## Begin DATA SHOWN
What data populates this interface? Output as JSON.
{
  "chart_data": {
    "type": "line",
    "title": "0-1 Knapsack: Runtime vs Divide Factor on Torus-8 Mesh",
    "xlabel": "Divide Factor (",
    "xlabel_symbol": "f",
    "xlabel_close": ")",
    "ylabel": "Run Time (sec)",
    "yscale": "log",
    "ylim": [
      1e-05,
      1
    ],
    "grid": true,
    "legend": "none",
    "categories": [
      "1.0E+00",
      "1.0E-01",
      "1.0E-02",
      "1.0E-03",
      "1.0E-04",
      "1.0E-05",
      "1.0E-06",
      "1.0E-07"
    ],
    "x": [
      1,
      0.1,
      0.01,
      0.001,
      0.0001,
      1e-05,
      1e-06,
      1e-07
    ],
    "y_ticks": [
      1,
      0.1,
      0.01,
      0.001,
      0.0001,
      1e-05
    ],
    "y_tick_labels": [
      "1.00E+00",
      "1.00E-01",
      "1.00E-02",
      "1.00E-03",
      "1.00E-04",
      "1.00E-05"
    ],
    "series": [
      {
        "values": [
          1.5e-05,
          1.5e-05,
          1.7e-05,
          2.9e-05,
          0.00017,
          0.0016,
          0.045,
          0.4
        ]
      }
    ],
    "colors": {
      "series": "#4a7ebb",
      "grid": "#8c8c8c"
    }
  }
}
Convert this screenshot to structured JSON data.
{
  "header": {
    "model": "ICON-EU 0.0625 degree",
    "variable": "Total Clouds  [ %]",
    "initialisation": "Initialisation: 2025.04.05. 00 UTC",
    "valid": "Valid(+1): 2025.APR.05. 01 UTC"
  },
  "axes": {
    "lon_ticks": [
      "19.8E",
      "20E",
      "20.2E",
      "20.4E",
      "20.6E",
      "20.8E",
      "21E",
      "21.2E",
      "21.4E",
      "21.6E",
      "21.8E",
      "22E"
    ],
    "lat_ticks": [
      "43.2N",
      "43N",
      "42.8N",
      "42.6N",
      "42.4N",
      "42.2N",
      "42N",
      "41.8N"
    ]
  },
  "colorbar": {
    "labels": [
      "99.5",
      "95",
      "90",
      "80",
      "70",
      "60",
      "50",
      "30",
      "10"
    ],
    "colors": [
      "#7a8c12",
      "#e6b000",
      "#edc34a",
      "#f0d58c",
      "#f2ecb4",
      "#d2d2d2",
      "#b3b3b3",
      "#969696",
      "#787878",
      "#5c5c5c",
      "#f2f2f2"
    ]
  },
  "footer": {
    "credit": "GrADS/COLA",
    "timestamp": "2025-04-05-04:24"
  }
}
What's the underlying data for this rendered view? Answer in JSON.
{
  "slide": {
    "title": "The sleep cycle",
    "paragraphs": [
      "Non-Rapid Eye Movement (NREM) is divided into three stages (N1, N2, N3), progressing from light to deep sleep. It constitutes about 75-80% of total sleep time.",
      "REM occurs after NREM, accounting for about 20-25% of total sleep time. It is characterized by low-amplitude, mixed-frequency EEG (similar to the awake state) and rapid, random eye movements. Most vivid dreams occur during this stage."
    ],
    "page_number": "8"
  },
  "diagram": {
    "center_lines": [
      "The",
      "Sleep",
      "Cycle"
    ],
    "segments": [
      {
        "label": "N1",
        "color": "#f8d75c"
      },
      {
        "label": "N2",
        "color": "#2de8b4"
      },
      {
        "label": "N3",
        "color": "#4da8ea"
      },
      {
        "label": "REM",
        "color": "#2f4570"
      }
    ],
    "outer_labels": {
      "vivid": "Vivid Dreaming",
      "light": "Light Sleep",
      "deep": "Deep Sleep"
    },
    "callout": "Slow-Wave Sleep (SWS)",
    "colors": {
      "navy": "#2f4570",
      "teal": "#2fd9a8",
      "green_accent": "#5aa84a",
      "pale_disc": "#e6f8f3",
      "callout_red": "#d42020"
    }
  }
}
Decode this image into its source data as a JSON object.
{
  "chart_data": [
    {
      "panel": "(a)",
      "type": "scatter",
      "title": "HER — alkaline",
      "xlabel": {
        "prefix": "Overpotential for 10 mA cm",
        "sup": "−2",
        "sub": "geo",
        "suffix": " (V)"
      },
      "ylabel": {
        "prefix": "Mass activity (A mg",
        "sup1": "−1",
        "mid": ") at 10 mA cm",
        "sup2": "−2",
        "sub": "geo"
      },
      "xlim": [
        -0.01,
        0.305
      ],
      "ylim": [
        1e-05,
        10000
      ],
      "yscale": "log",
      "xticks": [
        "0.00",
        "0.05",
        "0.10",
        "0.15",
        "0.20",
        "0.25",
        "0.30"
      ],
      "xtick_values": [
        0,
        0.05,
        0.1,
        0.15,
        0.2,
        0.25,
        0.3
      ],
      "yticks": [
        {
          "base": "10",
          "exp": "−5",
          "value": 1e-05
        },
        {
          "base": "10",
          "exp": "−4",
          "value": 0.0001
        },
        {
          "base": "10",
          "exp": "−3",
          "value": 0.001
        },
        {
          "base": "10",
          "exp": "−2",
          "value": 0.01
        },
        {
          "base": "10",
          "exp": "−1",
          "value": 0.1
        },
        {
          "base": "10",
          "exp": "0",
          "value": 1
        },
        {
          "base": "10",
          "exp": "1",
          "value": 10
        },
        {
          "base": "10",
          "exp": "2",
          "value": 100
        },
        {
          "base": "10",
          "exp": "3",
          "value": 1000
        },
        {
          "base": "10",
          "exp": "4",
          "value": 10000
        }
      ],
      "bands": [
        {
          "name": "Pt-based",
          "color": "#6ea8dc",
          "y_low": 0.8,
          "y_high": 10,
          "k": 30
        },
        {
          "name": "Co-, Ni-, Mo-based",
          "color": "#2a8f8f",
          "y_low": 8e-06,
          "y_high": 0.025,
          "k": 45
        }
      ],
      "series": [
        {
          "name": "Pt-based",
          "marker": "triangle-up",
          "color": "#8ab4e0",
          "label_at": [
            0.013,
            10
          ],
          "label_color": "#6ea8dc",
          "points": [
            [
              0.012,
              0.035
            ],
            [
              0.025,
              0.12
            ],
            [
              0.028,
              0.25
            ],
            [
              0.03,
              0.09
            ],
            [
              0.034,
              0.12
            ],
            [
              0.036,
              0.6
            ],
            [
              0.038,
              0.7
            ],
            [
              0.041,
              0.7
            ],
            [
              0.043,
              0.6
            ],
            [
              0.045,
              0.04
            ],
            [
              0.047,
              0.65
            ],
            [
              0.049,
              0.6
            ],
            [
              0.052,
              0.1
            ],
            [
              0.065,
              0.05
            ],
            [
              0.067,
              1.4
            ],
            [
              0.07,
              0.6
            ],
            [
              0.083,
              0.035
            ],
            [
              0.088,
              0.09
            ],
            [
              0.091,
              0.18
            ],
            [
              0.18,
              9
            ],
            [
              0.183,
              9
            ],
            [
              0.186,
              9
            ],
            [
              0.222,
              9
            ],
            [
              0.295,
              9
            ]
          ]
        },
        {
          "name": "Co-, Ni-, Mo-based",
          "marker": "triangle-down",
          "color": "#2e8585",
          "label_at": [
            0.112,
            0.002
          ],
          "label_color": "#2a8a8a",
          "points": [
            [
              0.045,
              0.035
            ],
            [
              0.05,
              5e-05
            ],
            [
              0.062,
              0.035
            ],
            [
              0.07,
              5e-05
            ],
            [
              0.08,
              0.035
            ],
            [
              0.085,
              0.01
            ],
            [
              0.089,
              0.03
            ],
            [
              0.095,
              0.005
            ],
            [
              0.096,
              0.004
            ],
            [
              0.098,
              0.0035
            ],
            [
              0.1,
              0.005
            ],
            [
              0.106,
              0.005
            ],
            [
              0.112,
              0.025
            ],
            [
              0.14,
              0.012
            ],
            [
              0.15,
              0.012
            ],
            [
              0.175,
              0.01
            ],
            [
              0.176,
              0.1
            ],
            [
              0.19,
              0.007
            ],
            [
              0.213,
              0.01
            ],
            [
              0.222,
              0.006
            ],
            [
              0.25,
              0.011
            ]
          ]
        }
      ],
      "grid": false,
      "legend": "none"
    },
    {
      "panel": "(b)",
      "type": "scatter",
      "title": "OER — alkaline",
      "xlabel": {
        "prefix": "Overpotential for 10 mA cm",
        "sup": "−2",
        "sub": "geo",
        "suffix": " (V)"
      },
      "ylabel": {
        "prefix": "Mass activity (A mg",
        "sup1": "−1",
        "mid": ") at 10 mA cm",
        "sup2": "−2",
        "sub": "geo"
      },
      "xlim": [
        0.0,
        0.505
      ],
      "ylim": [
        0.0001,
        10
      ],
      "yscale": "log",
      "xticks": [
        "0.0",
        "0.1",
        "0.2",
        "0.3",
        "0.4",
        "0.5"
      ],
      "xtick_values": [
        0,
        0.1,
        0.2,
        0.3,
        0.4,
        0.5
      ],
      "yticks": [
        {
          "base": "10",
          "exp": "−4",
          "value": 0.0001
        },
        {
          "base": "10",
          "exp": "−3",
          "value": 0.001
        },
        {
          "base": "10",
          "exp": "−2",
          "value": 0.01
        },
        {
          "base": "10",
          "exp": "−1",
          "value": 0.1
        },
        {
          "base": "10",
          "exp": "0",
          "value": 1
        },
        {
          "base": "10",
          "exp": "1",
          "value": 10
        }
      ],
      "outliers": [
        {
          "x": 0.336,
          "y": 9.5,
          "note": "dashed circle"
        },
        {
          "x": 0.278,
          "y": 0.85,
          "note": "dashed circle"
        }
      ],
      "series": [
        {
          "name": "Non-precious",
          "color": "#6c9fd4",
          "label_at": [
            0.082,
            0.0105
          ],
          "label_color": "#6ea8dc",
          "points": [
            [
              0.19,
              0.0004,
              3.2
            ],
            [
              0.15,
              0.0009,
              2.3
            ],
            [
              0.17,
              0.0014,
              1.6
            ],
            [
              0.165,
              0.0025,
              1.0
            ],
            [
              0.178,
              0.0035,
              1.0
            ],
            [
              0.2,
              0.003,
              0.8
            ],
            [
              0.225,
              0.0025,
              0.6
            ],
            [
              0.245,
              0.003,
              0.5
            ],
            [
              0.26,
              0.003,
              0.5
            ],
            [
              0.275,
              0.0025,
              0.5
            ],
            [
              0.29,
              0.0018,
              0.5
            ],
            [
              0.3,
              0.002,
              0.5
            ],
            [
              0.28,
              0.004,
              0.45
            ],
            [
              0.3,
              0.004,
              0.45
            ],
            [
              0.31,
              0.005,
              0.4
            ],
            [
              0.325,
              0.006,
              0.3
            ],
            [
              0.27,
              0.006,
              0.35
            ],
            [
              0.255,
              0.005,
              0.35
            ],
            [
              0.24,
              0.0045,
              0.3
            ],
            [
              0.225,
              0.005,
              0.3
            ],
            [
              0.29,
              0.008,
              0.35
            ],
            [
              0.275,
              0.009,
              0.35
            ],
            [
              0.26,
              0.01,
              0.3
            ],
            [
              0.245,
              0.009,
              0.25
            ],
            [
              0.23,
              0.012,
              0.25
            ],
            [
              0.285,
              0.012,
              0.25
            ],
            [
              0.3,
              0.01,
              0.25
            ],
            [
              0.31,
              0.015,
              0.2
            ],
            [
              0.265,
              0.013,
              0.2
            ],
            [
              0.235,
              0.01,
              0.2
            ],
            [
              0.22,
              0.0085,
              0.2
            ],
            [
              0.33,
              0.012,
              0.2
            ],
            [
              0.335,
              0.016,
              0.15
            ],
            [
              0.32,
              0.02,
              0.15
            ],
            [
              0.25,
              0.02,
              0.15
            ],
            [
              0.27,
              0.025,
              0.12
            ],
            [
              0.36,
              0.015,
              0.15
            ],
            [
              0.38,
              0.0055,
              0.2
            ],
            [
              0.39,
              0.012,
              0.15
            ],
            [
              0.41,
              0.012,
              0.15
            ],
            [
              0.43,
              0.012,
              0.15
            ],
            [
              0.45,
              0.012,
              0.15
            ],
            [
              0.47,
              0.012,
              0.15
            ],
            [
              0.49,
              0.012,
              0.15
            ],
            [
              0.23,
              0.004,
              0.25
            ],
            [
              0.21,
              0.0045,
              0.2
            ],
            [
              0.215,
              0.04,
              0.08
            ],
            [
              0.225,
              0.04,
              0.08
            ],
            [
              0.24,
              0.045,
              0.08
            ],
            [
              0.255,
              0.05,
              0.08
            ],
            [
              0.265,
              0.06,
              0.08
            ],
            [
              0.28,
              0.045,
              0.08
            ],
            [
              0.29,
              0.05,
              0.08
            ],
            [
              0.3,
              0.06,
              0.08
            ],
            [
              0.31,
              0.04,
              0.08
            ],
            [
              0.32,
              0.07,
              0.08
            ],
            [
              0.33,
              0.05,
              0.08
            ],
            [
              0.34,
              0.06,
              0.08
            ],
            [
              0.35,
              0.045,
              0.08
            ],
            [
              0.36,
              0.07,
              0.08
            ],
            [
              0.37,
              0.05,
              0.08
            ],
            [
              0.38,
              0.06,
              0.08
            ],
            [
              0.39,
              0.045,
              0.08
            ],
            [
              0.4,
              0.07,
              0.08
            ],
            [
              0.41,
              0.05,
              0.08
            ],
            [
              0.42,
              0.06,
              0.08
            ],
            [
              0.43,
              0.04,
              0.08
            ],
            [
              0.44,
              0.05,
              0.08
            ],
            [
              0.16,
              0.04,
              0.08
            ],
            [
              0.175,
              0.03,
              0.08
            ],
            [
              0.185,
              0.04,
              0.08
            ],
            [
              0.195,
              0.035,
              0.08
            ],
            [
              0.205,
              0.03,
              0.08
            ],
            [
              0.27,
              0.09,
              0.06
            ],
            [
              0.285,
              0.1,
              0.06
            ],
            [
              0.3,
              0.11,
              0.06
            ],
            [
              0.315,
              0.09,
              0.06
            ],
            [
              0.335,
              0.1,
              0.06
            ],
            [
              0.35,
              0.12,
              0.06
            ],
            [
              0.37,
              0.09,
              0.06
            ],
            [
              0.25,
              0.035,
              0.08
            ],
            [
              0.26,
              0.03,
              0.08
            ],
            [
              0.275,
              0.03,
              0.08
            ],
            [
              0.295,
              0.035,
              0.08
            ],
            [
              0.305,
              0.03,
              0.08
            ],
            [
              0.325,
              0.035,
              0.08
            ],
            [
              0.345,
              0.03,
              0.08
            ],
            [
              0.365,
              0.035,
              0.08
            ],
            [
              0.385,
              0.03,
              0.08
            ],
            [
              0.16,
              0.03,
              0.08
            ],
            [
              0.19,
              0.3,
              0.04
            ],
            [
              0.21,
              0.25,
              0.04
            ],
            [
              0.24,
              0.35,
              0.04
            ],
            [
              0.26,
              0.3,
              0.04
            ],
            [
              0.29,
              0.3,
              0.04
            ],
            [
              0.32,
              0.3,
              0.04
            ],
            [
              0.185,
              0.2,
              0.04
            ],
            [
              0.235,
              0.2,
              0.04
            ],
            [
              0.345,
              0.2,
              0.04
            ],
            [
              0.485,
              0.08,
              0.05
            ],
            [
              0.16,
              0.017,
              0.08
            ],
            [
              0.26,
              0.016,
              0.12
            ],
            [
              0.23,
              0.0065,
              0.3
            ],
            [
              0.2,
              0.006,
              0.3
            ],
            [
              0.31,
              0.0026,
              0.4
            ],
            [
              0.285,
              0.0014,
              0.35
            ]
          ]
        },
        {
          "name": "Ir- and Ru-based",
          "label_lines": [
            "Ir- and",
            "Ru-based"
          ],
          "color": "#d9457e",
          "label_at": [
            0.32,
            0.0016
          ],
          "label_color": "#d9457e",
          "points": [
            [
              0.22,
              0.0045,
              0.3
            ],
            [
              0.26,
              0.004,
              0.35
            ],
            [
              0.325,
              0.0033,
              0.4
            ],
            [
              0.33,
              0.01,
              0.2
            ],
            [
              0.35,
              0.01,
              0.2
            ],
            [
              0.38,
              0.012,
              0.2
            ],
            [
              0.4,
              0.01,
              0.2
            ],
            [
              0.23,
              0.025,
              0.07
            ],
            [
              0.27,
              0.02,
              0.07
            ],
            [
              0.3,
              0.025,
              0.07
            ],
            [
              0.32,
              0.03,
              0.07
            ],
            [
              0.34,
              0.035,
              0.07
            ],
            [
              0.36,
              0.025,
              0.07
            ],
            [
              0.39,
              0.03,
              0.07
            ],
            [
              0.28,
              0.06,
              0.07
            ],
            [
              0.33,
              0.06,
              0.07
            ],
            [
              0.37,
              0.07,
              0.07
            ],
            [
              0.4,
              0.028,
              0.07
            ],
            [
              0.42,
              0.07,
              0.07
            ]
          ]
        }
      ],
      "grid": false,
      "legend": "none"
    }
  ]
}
## End DATA SHOWN
» **TASK REQUIREMENTS**:
Collect each line holding the string "triangle".

» **EXERCISE RESULT**:
          "marker": "triangle-up",
          "marker": "triangle-down",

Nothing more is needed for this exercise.